SUPPLIED MATERIAL

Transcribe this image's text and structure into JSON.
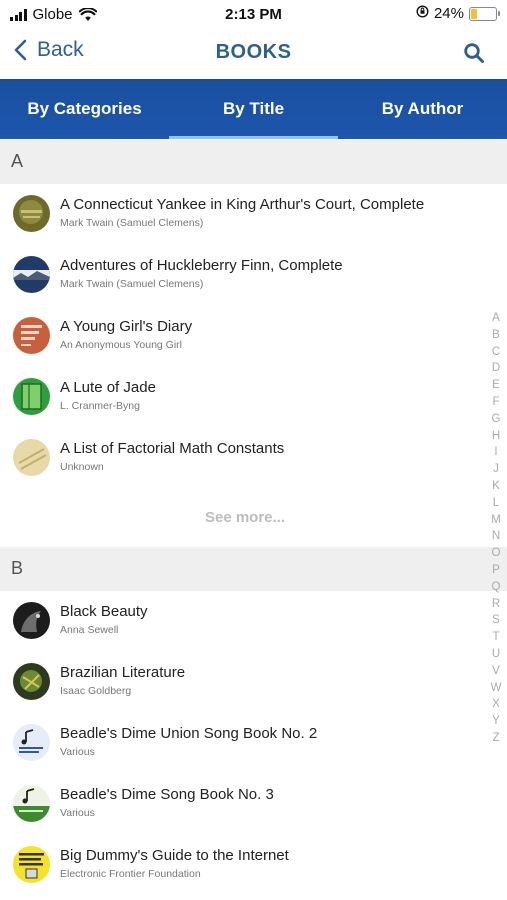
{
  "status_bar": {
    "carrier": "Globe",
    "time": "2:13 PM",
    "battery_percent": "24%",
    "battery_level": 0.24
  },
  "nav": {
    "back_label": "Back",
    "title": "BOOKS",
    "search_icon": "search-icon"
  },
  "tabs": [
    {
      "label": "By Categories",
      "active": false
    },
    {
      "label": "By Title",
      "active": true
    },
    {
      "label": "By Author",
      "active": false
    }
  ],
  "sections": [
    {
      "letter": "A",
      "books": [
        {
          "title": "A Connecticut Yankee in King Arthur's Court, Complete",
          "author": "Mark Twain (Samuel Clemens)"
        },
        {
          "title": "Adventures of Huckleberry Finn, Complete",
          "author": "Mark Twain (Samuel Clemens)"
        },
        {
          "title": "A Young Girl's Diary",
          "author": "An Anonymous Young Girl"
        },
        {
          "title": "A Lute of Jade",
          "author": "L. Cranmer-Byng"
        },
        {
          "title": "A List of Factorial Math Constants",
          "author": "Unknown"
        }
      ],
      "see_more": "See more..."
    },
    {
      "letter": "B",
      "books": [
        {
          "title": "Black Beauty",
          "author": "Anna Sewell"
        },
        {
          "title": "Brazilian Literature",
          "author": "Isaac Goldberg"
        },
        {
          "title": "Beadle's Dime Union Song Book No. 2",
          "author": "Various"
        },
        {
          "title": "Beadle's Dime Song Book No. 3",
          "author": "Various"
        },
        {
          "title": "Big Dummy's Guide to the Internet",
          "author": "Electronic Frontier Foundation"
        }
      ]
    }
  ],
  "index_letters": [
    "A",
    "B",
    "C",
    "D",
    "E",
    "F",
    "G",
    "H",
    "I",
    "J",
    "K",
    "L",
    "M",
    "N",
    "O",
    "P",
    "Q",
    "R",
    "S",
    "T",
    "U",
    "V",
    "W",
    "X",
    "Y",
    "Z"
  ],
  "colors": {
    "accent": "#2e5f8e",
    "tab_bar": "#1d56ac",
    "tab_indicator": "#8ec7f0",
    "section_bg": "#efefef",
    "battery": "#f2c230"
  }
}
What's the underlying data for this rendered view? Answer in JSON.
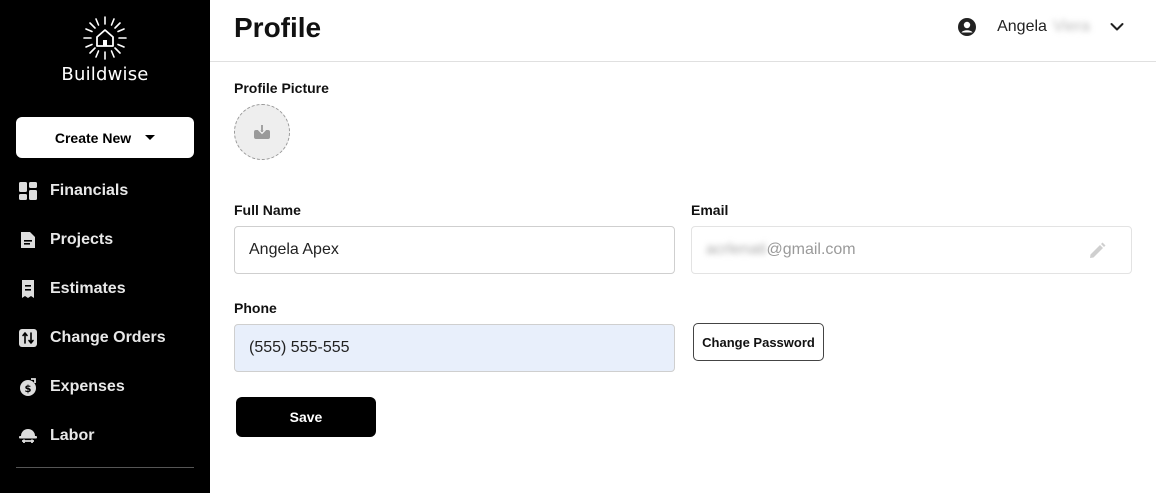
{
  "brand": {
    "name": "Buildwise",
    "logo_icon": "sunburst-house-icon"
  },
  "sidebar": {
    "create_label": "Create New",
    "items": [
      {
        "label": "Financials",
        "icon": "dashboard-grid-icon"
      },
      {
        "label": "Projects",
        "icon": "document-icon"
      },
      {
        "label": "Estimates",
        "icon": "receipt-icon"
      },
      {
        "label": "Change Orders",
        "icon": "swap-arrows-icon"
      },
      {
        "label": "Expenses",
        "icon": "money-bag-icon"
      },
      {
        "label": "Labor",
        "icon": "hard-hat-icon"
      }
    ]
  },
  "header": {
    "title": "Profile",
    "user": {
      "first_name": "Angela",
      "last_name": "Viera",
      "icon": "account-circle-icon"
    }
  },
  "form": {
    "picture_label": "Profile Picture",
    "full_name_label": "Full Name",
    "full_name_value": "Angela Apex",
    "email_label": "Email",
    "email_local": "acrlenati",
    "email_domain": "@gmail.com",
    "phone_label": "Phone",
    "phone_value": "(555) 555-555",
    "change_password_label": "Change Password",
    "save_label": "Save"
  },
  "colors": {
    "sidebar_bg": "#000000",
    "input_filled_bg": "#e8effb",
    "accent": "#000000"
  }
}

BRIEF
Transcribe the material as is, with images omitted.

TASK SOLUTION
Transcribe this image's text and structure into JSON.
{
  "status_bar": {
    "carrier": "Globe",
    "time": "2:13 PM",
    "battery_percent": "24%",
    "battery_level": 0.24
  },
  "nav": {
    "back_label": "Back",
    "title": "BOOKS",
    "search_icon": "search-icon"
  },
  "tabs": [
    {
      "label": "By Categories",
      "active": false
    },
    {
      "label": "By Title",
      "active": true
    },
    {
      "label": "By Author",
      "active": false
    }
  ],
  "sections": [
    {
      "letter": "A",
      "books": [
        {
          "title": "A Connecticut Yankee in King Arthur's Court, Complete",
          "author": "Mark Twain (Samuel Clemens)"
        },
        {
          "title": "Adventures of Huckleberry Finn, Complete",
          "author": "Mark Twain (Samuel Clemens)"
        },
        {
          "title": "A Young Girl's Diary",
          "author": "An Anonymous Young Girl"
        },
        {
          "title": "A Lute of Jade",
          "author": "L. Cranmer-Byng"
        },
        {
          "title": "A List of Factorial Math Constants",
          "author": "Unknown"
        }
      ],
      "see_more": "See more..."
    },
    {
      "letter": "B",
      "books": [
        {
          "title": "Black Beauty",
          "author": "Anna Sewell"
        },
        {
          "title": "Brazilian Literature",
          "author": "Isaac Goldberg"
        },
        {
          "title": "Beadle's Dime Union Song Book No. 2",
          "author": "Various"
        },
        {
          "title": "Beadle's Dime Song Book No. 3",
          "author": "Various"
        },
        {
          "title": "Big Dummy's Guide to the Internet",
          "author": "Electronic Frontier Foundation"
        }
      ]
    }
  ],
  "index_letters": [
    "A",
    "B",
    "C",
    "D",
    "E",
    "F",
    "G",
    "H",
    "I",
    "J",
    "K",
    "L",
    "M",
    "N",
    "O",
    "P",
    "Q",
    "R",
    "S",
    "T",
    "U",
    "V",
    "W",
    "X",
    "Y",
    "Z"
  ],
  "colors": {
    "accent": "#2e5f8e",
    "tab_bar": "#1d56ac",
    "tab_indicator": "#8ec7f0",
    "section_bg": "#efefef",
    "battery": "#f2c230"
  }
}
What's the underlying data for this rendered view? Answer in JSON.
{
  "brand": {
    "name": "Buildwise",
    "logo_icon": "sunburst-house-icon"
  },
  "sidebar": {
    "create_label": "Create New",
    "items": [
      {
        "label": "Financials",
        "icon": "dashboard-grid-icon"
      },
      {
        "label": "Projects",
        "icon": "document-icon"
      },
      {
        "label": "Estimates",
        "icon": "receipt-icon"
      },
      {
        "label": "Change Orders",
        "icon": "swap-arrows-icon"
      },
      {
        "label": "Expenses",
        "icon": "money-bag-icon"
      },
      {
        "label": "Labor",
        "icon": "hard-hat-icon"
      }
    ]
  },
  "header": {
    "title": "Profile",
    "user": {
      "first_name": "Angela",
      "last_name": "Viera",
      "icon": "account-circle-icon"
    }
  },
  "form": {
    "picture_label": "Profile Picture",
    "full_name_label": "Full Name",
    "full_name_value": "Angela Apex",
    "email_label": "Email",
    "email_local": "acrlenati",
    "email_domain": "@gmail.com",
    "phone_label": "Phone",
    "phone_value": "(555) 555-555",
    "change_password_label": "Change Password",
    "save_label": "Save"
  },
  "colors": {
    "sidebar_bg": "#000000",
    "input_filled_bg": "#e8effb",
    "accent": "#000000"
  }
}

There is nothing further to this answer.